- **EXERCISE OBJECTIVE**
Extract each line bearing the word "población".

--- MATERIAL FOR THIS TASK ---

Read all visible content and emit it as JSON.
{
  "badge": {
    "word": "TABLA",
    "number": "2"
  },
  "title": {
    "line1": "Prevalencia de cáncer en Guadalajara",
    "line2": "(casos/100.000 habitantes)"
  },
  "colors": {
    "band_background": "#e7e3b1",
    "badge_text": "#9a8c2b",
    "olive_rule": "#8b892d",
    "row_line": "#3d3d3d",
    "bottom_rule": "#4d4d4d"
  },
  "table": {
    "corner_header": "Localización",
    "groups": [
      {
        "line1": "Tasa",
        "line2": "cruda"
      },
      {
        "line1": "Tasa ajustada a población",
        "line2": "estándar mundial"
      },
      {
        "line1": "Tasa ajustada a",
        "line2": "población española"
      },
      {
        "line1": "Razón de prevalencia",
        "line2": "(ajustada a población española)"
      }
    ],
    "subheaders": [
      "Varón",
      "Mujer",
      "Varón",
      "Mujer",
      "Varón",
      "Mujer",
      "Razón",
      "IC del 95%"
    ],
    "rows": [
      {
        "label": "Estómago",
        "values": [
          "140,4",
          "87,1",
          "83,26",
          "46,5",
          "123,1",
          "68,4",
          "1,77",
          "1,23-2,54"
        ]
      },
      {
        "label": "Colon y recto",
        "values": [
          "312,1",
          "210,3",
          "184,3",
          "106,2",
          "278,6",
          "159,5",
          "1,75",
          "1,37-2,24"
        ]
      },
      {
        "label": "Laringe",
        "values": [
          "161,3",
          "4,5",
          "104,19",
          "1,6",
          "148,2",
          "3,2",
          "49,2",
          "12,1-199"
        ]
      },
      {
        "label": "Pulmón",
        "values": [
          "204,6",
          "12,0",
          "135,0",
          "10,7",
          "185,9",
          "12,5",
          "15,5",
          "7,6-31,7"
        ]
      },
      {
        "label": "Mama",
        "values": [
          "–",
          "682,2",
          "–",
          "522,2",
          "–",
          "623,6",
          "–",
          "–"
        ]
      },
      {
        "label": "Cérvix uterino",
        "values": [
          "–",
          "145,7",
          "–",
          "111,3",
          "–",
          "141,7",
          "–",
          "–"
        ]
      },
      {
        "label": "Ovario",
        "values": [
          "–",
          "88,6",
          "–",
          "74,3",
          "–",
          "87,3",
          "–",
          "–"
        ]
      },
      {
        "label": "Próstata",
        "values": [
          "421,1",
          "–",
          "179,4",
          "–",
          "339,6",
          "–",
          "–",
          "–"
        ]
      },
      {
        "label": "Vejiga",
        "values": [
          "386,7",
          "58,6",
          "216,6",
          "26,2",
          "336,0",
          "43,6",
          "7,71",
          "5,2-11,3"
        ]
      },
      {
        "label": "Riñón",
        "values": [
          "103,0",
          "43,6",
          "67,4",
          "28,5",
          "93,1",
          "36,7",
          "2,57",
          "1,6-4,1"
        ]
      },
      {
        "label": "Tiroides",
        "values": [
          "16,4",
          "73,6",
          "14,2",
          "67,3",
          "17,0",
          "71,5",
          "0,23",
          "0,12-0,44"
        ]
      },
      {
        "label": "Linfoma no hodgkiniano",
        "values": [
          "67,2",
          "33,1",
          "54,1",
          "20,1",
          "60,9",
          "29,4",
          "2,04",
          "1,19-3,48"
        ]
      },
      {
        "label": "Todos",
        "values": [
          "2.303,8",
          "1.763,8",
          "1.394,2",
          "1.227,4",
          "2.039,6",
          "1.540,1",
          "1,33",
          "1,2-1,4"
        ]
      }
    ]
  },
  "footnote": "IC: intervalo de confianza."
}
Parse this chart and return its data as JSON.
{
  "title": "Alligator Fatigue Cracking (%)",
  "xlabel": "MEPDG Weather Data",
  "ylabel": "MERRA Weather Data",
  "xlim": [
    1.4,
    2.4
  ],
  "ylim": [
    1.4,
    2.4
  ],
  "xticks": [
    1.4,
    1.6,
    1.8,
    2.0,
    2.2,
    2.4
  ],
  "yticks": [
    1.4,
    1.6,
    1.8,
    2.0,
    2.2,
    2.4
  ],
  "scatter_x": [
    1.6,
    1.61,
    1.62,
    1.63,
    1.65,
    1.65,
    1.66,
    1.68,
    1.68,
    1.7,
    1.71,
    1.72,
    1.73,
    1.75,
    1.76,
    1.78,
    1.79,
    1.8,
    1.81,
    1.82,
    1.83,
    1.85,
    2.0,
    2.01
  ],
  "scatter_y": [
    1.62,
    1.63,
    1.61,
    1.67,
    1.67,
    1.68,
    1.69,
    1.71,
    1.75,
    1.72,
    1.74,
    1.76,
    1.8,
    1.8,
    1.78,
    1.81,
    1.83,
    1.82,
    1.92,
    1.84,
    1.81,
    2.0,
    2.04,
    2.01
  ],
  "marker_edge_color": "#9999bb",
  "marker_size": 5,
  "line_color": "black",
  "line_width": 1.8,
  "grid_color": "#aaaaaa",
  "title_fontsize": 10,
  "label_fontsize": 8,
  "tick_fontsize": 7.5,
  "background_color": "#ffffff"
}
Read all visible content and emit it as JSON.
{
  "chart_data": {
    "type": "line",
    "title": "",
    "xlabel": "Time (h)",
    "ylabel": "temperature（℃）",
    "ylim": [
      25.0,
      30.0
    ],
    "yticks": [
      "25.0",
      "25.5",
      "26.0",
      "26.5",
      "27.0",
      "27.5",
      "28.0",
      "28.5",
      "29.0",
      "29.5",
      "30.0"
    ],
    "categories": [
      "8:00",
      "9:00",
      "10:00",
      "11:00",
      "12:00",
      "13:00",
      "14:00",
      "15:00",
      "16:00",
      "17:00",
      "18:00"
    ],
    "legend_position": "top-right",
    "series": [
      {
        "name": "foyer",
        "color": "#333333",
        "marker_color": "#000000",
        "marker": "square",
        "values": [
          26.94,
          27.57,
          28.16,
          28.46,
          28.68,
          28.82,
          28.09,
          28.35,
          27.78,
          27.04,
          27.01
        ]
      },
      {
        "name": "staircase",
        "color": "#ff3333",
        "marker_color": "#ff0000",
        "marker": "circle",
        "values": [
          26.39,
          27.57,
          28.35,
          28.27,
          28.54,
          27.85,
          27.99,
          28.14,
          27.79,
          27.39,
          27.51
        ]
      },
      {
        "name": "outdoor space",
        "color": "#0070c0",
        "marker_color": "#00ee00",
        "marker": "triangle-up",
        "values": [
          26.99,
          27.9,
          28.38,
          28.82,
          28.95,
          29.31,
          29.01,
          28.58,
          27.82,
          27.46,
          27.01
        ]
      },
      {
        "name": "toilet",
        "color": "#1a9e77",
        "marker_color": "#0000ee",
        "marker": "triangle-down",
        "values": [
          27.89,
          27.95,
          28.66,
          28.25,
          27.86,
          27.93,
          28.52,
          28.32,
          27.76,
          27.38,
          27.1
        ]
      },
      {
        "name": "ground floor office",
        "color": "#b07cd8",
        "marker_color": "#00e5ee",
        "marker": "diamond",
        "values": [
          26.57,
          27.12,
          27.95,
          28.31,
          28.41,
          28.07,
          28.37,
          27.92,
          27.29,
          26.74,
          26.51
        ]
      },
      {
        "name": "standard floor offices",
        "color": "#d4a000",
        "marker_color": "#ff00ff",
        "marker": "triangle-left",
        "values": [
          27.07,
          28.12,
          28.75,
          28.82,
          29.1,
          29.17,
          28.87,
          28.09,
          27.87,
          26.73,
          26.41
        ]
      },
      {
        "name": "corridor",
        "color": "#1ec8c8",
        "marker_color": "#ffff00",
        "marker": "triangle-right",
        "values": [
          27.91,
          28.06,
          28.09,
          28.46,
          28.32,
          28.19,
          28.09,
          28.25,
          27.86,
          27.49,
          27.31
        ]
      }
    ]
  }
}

---

- **ANSWER TO THE PROBLEM**
        "line1": "Tasa ajustada a población",
        "line2": "población española"
        "line2": "(ajustada a población española)"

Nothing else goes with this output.